*Material for this exercise:*
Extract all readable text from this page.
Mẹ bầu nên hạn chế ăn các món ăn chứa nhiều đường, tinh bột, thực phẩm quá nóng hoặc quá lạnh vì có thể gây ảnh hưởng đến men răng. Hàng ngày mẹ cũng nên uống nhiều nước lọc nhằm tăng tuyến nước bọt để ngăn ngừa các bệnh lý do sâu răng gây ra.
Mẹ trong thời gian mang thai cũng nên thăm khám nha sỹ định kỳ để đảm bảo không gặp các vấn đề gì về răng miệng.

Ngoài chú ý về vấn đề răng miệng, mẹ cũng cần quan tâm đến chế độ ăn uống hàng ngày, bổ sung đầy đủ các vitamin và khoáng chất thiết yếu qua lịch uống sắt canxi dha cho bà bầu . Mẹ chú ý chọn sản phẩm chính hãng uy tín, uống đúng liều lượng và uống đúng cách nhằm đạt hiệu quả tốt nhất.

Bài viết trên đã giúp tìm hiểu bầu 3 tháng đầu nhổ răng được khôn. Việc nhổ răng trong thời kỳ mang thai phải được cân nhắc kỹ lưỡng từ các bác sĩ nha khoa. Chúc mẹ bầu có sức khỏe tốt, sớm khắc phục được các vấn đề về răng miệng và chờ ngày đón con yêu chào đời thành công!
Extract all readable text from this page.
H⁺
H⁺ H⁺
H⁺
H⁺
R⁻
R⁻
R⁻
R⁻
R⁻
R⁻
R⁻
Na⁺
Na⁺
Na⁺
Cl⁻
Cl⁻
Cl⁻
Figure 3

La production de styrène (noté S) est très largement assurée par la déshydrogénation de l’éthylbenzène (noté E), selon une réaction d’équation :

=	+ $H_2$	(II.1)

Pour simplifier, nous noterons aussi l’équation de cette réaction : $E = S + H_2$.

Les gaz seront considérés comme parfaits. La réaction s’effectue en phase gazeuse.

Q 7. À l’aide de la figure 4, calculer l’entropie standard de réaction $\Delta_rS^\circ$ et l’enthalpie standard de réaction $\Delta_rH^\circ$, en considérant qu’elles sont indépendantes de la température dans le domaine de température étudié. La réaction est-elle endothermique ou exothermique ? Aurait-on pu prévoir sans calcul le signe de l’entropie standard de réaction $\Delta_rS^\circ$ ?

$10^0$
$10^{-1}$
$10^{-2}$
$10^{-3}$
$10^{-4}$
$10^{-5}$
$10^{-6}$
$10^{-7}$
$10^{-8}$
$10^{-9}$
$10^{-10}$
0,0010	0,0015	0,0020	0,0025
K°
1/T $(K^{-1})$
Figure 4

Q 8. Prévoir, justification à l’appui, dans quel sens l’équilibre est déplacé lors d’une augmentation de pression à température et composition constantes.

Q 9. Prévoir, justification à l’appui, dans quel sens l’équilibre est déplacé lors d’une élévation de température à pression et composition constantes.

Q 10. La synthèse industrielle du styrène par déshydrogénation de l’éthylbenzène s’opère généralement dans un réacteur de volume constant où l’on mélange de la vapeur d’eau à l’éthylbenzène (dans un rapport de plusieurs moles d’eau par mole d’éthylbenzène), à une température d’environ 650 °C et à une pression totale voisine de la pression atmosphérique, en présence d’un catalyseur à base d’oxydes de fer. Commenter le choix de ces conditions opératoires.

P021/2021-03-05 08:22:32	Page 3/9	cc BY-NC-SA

*What is asked:*
Extract the full listing above without altering anything.

*Reply to the task:*
Extract all readable text from this page.
Mẹ bầu nên hạn chế ăn các món ăn chứa nhiều đường, tinh bột, thực phẩm quá nóng hoặc quá lạnh vì có thể gây ảnh hưởng đến men răng. Hàng ngày mẹ cũng nên uống nhiều nước lọc nhằm tăng tuyến nước bọt để ngăn ngừa các bệnh lý do sâu răng gây ra.
Mẹ trong thời gian mang thai cũng nên thăm khám nha sỹ định kỳ để đảm bảo không gặp các vấn đề gì về răng miệng.

Ngoài chú ý về vấn đề răng miệng, mẹ cũng cần quan tâm đến chế độ ăn uống hàng ngày, bổ sung đầy đủ các vitamin và khoáng chất thiết yếu qua lịch uống sắt canxi dha cho bà bầu . Mẹ chú ý chọn sản phẩm chính hãng uy tín, uống đúng liều lượng và uống đúng cách nhằm đạt hiệu quả tốt nhất.

Bài viết trên đã giúp tìm hiểu bầu 3 tháng đầu nhổ răng được khôn. Việc nhổ răng trong thời kỳ mang thai phải được cân nhắc kỹ lưỡng từ các bác sĩ nha khoa. Chúc mẹ bầu có sức khỏe tốt, sớm khắc phục được các vấn đề về răng miệng và chờ ngày đón con yêu chào đời thành công!
Extract all readable text from this page.
H⁺
H⁺ H⁺
H⁺
H⁺
R⁻
R⁻
R⁻
R⁻
R⁻
R⁻
R⁻
Na⁺
Na⁺
Na⁺
Cl⁻
Cl⁻
Cl⁻
Figure 3

La production de styrène (noté S) est très largement assurée par la déshydrogénation de l’éthylbenzène (noté E), selon une réaction d’équation :

=	+ $H_2$	(II.1)

Pour simplifier, nous noterons aussi l’équation de cette réaction : $E = S + H_2$.

Les gaz seront considérés comme parfaits. La réaction s’effectue en phase gazeuse.

Q 7. À l’aide de la figure 4, calculer l’entropie standard de réaction $\Delta_rS^\circ$ et l’enthalpie standard de réaction $\Delta_rH^\circ$, en considérant qu’elles sont indépendantes de la température dans le domaine de température étudié. La réaction est-elle endothermique ou exothermique ? Aurait-on pu prévoir sans calcul le signe de l’entropie standard de réaction $\Delta_rS^\circ$ ?

$10^0$
$10^{-1}$
$10^{-2}$
$10^{-3}$
$10^{-4}$
$10^{-5}$
$10^{-6}$
$10^{-7}$
$10^{-8}$
$10^{-9}$
$10^{-10}$
0,0010	0,0015	0,0020	0,0025
K°
1/T $(K^{-1})$
Figure 4

Q 8. Prévoir, justification à l’appui, dans quel sens l’équilibre est déplacé lors d’une augmentation de pression à température et composition constantes.

Q 9. Prévoir, justification à l’appui, dans quel sens l’équilibre est déplacé lors d’une élévation de température à pression et composition constantes.

Q 10. La synthèse industrielle du styrène par déshydrogénation de l’éthylbenzène s’opère généralement dans un réacteur de volume constant où l’on mélange de la vapeur d’eau à l’éthylbenzène (dans un rapport de plusieurs moles d’eau par mole d’éthylbenzène), à une température d’environ 650 °C et à une pression totale voisine de la pression atmosphérique, en présence d’un catalyseur à base d’oxydes de fer. Commenter le choix de ces conditions opératoires.

P021/2021-03-05 08:22:32	Page 3/9	cc BY-NC-SA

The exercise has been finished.